Instructions to follow –
Collect each line containing "shaft".

Source records –
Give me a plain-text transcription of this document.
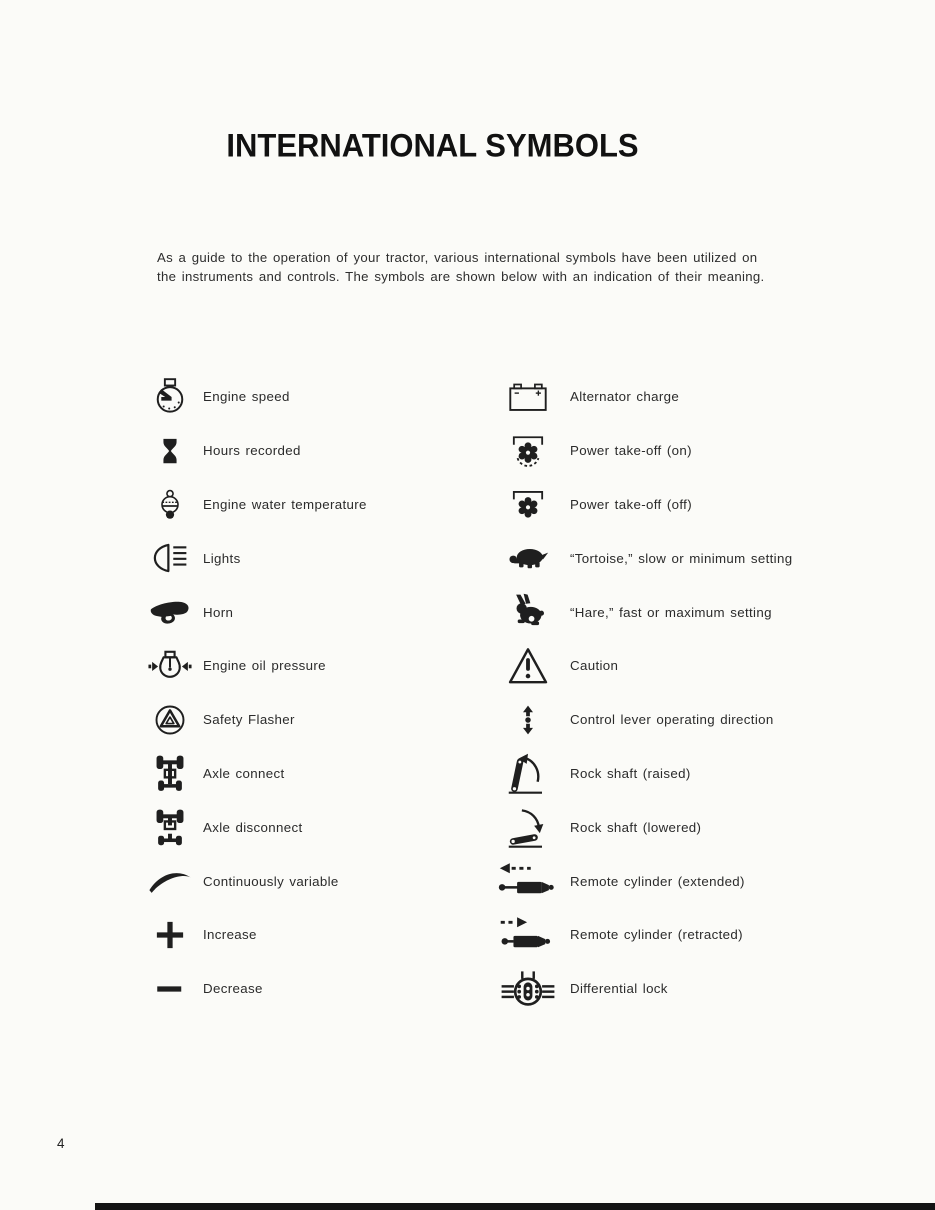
INTERNATIONAL SYMBOLS
As a guide to the operation of your tractor, various international symbols have been utilized on
the instruments and controls. The symbols are shown below with an indication of their meaning.
Engine speed
Hours recorded
Engine water temperature
Lights
Horn
Engine oil pressure
Safety Flasher
Axle connect
Axle disconnect
Continuously variable
Increase
Decrease
Alternator charge
Power take-off (on)
Power take-off (off)
“Tortoise,” slow or minimum setting
“Hare,” fast or maximum setting
Caution
Control lever operating direction
Rock shaft (raised)
Rock shaft (lowered)
Remote cylinder (extended)
Remote cylinder (retracted)
Differential lock
4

Reply –
Rock shaft (raised)
Rock shaft (lowered)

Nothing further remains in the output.